··· Supplied information ···

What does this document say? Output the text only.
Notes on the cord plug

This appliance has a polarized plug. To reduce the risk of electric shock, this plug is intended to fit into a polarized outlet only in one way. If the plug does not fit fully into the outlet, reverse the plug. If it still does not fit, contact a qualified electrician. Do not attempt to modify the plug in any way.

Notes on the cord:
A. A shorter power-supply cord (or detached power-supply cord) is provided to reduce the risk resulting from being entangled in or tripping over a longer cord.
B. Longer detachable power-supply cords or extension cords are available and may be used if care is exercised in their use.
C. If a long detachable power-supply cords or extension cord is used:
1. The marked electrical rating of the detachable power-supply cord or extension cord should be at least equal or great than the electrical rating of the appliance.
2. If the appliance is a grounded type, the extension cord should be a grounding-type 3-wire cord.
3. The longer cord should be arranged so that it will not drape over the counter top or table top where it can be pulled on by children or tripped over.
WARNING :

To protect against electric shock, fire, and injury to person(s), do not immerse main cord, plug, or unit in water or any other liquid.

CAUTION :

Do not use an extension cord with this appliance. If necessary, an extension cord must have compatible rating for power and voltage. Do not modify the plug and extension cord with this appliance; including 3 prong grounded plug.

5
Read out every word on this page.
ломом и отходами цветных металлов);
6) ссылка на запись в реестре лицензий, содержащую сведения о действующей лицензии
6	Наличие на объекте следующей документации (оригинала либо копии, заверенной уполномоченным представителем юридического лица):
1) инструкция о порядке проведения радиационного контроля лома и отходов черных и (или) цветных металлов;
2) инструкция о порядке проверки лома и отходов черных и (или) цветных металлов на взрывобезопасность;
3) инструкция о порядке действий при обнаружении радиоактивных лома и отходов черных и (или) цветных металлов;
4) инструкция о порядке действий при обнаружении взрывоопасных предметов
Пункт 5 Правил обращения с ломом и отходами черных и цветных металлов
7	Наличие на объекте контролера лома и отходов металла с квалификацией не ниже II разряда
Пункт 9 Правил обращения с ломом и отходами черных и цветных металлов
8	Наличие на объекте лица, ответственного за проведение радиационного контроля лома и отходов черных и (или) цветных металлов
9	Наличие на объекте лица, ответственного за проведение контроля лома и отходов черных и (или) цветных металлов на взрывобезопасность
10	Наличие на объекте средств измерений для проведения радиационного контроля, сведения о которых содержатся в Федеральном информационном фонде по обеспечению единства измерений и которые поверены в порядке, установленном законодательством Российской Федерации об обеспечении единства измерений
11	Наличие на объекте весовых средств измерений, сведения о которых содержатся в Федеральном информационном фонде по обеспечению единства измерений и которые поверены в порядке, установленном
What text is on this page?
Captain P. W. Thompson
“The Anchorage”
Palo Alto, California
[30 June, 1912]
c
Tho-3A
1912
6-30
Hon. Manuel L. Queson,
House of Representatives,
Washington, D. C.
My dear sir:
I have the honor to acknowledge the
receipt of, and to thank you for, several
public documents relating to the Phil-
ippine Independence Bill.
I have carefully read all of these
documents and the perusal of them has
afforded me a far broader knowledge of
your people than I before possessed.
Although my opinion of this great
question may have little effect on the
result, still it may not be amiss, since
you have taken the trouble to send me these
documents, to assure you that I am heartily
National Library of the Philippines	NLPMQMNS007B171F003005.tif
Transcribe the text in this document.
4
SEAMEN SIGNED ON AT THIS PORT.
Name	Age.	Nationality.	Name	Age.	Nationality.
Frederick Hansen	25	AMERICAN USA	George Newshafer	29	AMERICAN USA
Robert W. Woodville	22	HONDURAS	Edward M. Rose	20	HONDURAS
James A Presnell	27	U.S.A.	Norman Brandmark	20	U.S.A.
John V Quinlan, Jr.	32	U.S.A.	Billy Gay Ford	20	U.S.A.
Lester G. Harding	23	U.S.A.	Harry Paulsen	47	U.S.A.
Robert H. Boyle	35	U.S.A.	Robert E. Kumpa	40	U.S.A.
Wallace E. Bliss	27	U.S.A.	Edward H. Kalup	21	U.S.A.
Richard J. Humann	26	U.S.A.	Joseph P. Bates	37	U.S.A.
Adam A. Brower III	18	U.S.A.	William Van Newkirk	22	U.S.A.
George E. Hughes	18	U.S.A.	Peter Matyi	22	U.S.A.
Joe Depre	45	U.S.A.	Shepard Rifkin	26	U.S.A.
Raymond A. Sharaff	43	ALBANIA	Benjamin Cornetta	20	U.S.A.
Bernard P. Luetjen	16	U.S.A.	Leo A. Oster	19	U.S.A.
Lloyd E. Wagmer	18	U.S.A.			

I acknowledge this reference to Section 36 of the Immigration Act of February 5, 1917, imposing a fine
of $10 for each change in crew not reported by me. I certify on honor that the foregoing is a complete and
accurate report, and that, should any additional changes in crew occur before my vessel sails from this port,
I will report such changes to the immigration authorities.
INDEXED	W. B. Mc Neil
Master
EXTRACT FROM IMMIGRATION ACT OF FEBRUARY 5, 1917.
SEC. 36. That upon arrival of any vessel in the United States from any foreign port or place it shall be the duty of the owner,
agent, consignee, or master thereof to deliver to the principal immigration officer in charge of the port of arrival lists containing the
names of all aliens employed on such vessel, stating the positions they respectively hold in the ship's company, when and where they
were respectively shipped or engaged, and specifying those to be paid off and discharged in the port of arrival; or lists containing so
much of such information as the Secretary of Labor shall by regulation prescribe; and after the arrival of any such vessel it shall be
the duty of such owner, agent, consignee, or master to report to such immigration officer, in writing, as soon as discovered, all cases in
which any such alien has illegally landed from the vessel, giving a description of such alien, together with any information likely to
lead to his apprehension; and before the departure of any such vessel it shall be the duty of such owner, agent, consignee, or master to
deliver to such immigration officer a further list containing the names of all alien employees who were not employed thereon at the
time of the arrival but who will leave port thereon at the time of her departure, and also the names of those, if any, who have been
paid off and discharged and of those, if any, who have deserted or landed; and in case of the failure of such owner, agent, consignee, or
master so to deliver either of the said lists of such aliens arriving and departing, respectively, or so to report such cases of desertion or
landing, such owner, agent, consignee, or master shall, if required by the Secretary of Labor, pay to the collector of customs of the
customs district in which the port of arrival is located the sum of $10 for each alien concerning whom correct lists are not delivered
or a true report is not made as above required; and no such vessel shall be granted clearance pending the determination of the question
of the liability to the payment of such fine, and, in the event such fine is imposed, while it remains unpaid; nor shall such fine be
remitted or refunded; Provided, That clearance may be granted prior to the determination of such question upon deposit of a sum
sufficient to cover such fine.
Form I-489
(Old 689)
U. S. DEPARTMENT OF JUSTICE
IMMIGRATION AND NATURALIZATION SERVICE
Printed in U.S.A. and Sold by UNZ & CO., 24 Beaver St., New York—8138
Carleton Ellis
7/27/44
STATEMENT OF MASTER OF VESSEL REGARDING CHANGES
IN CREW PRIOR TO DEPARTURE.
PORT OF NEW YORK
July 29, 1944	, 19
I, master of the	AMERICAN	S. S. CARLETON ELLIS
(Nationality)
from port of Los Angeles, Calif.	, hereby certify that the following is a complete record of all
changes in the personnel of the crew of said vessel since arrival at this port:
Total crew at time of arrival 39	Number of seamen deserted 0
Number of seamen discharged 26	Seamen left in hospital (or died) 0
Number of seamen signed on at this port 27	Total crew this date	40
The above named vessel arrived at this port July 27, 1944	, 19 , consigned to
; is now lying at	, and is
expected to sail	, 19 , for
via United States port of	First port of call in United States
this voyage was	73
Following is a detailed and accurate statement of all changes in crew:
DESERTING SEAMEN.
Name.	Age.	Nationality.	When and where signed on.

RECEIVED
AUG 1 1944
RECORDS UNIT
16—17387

···

• [The exercise]:
Every record above must be duplicated exactly.

• [Response to the exercise]:
What does this document say? Output the text only.
Notes on the cord plug

This appliance has a polarized plug. To reduce the risk of electric shock, this plug is intended to fit into a polarized outlet only in one way. If the plug does not fit fully into the outlet, reverse the plug. If it still does not fit, contact a qualified electrician. Do not attempt to modify the plug in any way.

Notes on the cord:
A. A shorter power-supply cord (or detached power-supply cord) is provided to reduce the risk resulting from being entangled in or tripping over a longer cord.
B. Longer detachable power-supply cords or extension cords are available and may be used if care is exercised in their use.
C. If a long detachable power-supply cords or extension cord is used:
1. The marked electrical rating of the detachable power-supply cord or extension cord should be at least equal or great than the electrical rating of the appliance.
2. If the appliance is a grounded type, the extension cord should be a grounding-type 3-wire cord.
3. The longer cord should be arranged so that it will not drape over the counter top or table top where it can be pulled on by children or tripped over.
WARNING :

To protect against electric shock, fire, and injury to person(s), do not immerse main cord, plug, or unit in water or any other liquid.

CAUTION :

Do not use an extension cord with this appliance. If necessary, an extension cord must have compatible rating for power and voltage. Do not modify the plug and extension cord with this appliance; including 3 prong grounded plug.

5
Read out every word on this page.
ломом и отходами цветных металлов);
6) ссылка на запись в реестре лицензий, содержащую сведения о действующей лицензии
6	Наличие на объекте следующей документации (оригинала либо копии, заверенной уполномоченным представителем юридического лица):
1) инструкция о порядке проведения радиационного контроля лома и отходов черных и (или) цветных металлов;
2) инструкция о порядке проверки лома и отходов черных и (или) цветных металлов на взрывобезопасность;
3) инструкция о порядке действий при обнаружении радиоактивных лома и отходов черных и (или) цветных металлов;
4) инструкция о порядке действий при обнаружении взрывоопасных предметов
Пункт 5 Правил обращения с ломом и отходами черных и цветных металлов
7	Наличие на объекте контролера лома и отходов металла с квалификацией не ниже II разряда
Пункт 9 Правил обращения с ломом и отходами черных и цветных металлов
8	Наличие на объекте лица, ответственного за проведение радиационного контроля лома и отходов черных и (или) цветных металлов
9	Наличие на объекте лица, ответственного за проведение контроля лома и отходов черных и (или) цветных металлов на взрывобезопасность
10	Наличие на объекте средств измерений для проведения радиационного контроля, сведения о которых содержатся в Федеральном информационном фонде по обеспечению единства измерений и которые поверены в порядке, установленном законодательством Российской Федерации об обеспечении единства измерений
11	Наличие на объекте весовых средств измерений, сведения о которых содержатся в Федеральном информационном фонде по обеспечению единства измерений и которые поверены в порядке, установленном
What text is on this page?
Captain P. W. Thompson
“The Anchorage”
Palo Alto, California
[30 June, 1912]
c
Tho-3A
1912
6-30
Hon. Manuel L. Queson,
House of Representatives,
Washington, D. C.
My dear sir:
I have the honor to acknowledge the
receipt of, and to thank you for, several
public documents relating to the Phil-
ippine Independence Bill.
I have carefully read all of these
documents and the perusal of them has
afforded me a far broader knowledge of
your people than I before possessed.
Although my opinion of this great
question may have little effect on the
result, still it may not be amiss, since
you have taken the trouble to send me these
documents, to assure you that I am heartily
National Library of the Philippines	NLPMQMNS007B171F003005.tif
Transcribe the text in this document.
4
SEAMEN SIGNED ON AT THIS PORT.
Name	Age.	Nationality.	Name	Age.	Nationality.
Frederick Hansen	25	AMERICAN USA	George Newshafer	29	AMERICAN USA
Robert W. Woodville	22	HONDURAS	Edward M. Rose	20	HONDURAS
James A Presnell	27	U.S.A.	Norman Brandmark	20	U.S.A.
John V Quinlan, Jr.	32	U.S.A.	Billy Gay Ford	20	U.S.A.
Lester G. Harding	23	U.S.A.	Harry Paulsen	47	U.S.A.
Robert H. Boyle	35	U.S.A.	Robert E. Kumpa	40	U.S.A.
Wallace E. Bliss	27	U.S.A.	Edward H. Kalup	21	U.S.A.
Richard J. Humann	26	U.S.A.	Joseph P. Bates	37	U.S.A.
Adam A. Brower III	18	U.S.A.	William Van Newkirk	22	U.S.A.
George E. Hughes	18	U.S.A.	Peter Matyi	22	U.S.A.
Joe Depre	45	U.S.A.	Shepard Rifkin	26	U.S.A.
Raymond A. Sharaff	43	ALBANIA	Benjamin Cornetta	20	U.S.A.
Bernard P. Luetjen	16	U.S.A.	Leo A. Oster	19	U.S.A.
Lloyd E. Wagmer	18	U.S.A.			

I acknowledge this reference to Section 36 of the Immigration Act of February 5, 1917, imposing a fine
of $10 for each change in crew not reported by me. I certify on honor that the foregoing is a complete and
accurate report, and that, should any additional changes in crew occur before my vessel sails from this port,
I will report such changes to the immigration authorities.
INDEXED	W. B. Mc Neil
Master
EXTRACT FROM IMMIGRATION ACT OF FEBRUARY 5, 1917.
SEC. 36. That upon arrival of any vessel in the United States from any foreign port or place it shall be the duty of the owner,
agent, consignee, or master thereof to deliver to the principal immigration officer in charge of the port of arrival lists containing the
names of all aliens employed on such vessel, stating the positions they respectively hold in the ship's company, when and where they
were respectively shipped or engaged, and specifying those to be paid off and discharged in the port of arrival; or lists containing so
much of such information as the Secretary of Labor shall by regulation prescribe; and after the arrival of any such vessel it shall be
the duty of such owner, agent, consignee, or master to report to such immigration officer, in writing, as soon as discovered, all cases in
which any such alien has illegally landed from the vessel, giving a description of such alien, together with any information likely to
lead to his apprehension; and before the departure of any such vessel it shall be the duty of such owner, agent, consignee, or master to
deliver to such immigration officer a further list containing the names of all alien employees who were not employed thereon at the
time of the arrival but who will leave port thereon at the time of her departure, and also the names of those, if any, who have been
paid off and discharged and of those, if any, who have deserted or landed; and in case of the failure of such owner, agent, consignee, or
master so to deliver either of the said lists of such aliens arriving and departing, respectively, or so to report such cases of desertion or
landing, such owner, agent, consignee, or master shall, if required by the Secretary of Labor, pay to the collector of customs of the
customs district in which the port of arrival is located the sum of $10 for each alien concerning whom correct lists are not delivered
or a true report is not made as above required; and no such vessel shall be granted clearance pending the determination of the question
of the liability to the payment of such fine, and, in the event such fine is imposed, while it remains unpaid; nor shall such fine be
remitted or refunded; Provided, That clearance may be granted prior to the determination of such question upon deposit of a sum
sufficient to cover such fine.
Form I-489
(Old 689)
U. S. DEPARTMENT OF JUSTICE
IMMIGRATION AND NATURALIZATION SERVICE
Printed in U.S.A. and Sold by UNZ & CO., 24 Beaver St., New York—8138
Carleton Ellis
7/27/44
STATEMENT OF MASTER OF VESSEL REGARDING CHANGES
IN CREW PRIOR TO DEPARTURE.
PORT OF NEW YORK
July 29, 1944	, 19
I, master of the	AMERICAN	S. S. CARLETON ELLIS
(Nationality)
from port of Los Angeles, Calif.	, hereby certify that the following is a complete record of all
changes in the personnel of the crew of said vessel since arrival at this port:
Total crew at time of arrival 39	Number of seamen deserted 0
Number of seamen discharged 26	Seamen left in hospital (or died) 0
Number of seamen signed on at this port 27	Total crew this date	40
The above named vessel arrived at this port July 27, 1944	, 19 , consigned to
; is now lying at	, and is
expected to sail	, 19 , for
via United States port of	First port of call in United States
this voyage was	73
Following is a detailed and accurate statement of all changes in crew:
DESERTING SEAMEN.
Name.	Age.	Nationality.	When and where signed on.

RECEIVED
AUG 1 1944
RECORDS UNIT
16—17387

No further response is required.